CHALLENGE> With the pictures omitted, write out the entries that follow exactly as they stand.
[start STORED RECORDS]
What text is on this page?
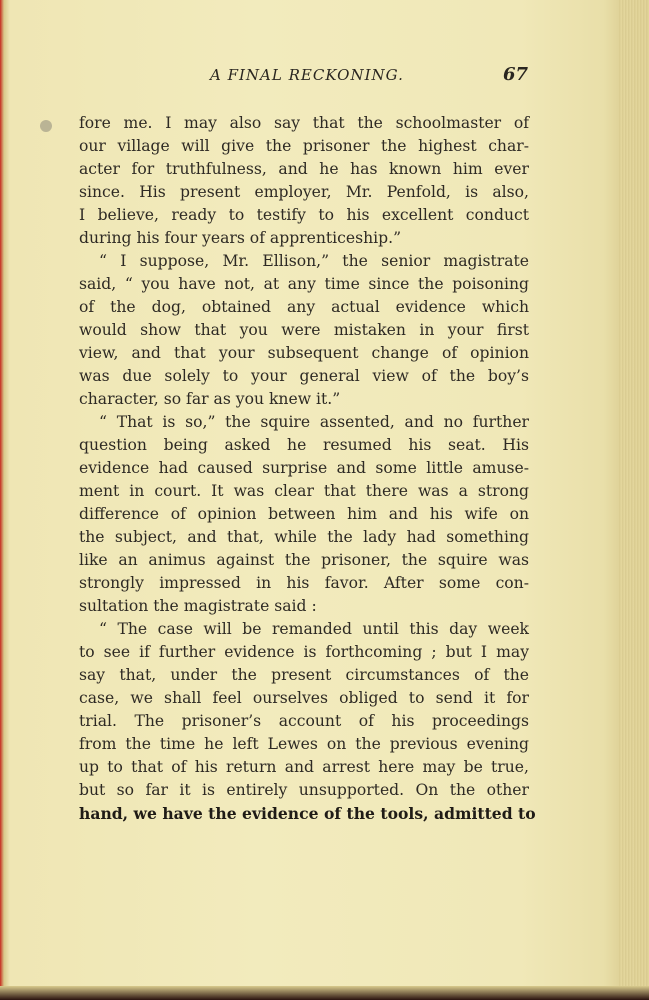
A FINAL RECKONING.	67
fore me. I may also say that the schoolmaster of
our village will give the prisoner the highest char-
acter for truthfulness, and he has known him ever
since. His present employer, Mr. Penfold, is also,
I believe, ready to testify to his excellent conduct
during his four years of apprenticeship.”
“ I suppose, Mr. Ellison,” the senior magistrate
said, “ you have not, at any time since the poisoning
of the dog, obtained any actual evidence which
would show that you were mistaken in your first
view, and that your subsequent change of opinion
was due solely to your general view of the boy’s
character, so far as you knew it.”
“ That is so,” the squire assented, and no further
question being asked he resumed his seat. His
evidence had caused surprise and some little amuse-
ment in court. It was clear that there was a strong
difference of opinion between him and his wife on
the subject, and that, while the lady had something
like an animus against the prisoner, the squire was
strongly impressed in his favor. After some con-
sultation the magistrate said :
“ The case will be remanded until this day week
to see if further evidence is forthcoming ; but I may
say that, under the present circumstances of the
case, we shall feel ourselves obliged to send it for
trial. The prisoner’s account of his proceedings
from the time he left Lewes on the previous evening
up to that of his return and arrest here may be true,
but so far it is entirely unsupported. On the other
hand, we have the evidence of the tools, admitted to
[end STORED RECORDS]
TASK ANSWER>
What text is on this page?
A FINAL RECKONING.	67
fore me. I may also say that the schoolmaster of
our village will give the prisoner the highest char-
acter for truthfulness, and he has known him ever
since. His present employer, Mr. Penfold, is also,
I believe, ready to testify to his excellent conduct
during his four years of apprenticeship.”
“ I suppose, Mr. Ellison,” the senior magistrate
said, “ you have not, at any time since the poisoning
of the dog, obtained any actual evidence which
would show that you were mistaken in your first
view, and that your subsequent change of opinion
was due solely to your general view of the boy’s
character, so far as you knew it.”
“ That is so,” the squire assented, and no further
question being asked he resumed his seat. His
evidence had caused surprise and some little amuse-
ment in court. It was clear that there was a strong
difference of opinion between him and his wife on
the subject, and that, while the lady had something
like an animus against the prisoner, the squire was
strongly impressed in his favor. After some con-
sultation the magistrate said :
“ The case will be remanded until this day week
to see if further evidence is forthcoming ; but I may
say that, under the present circumstances of the
case, we shall feel ourselves obliged to send it for
trial. The prisoner’s account of his proceedings
from the time he left Lewes on the previous evening
up to that of his return and arrest here may be true,
but so far it is entirely unsupported. On the other
hand, we have the evidence of the tools, admitted to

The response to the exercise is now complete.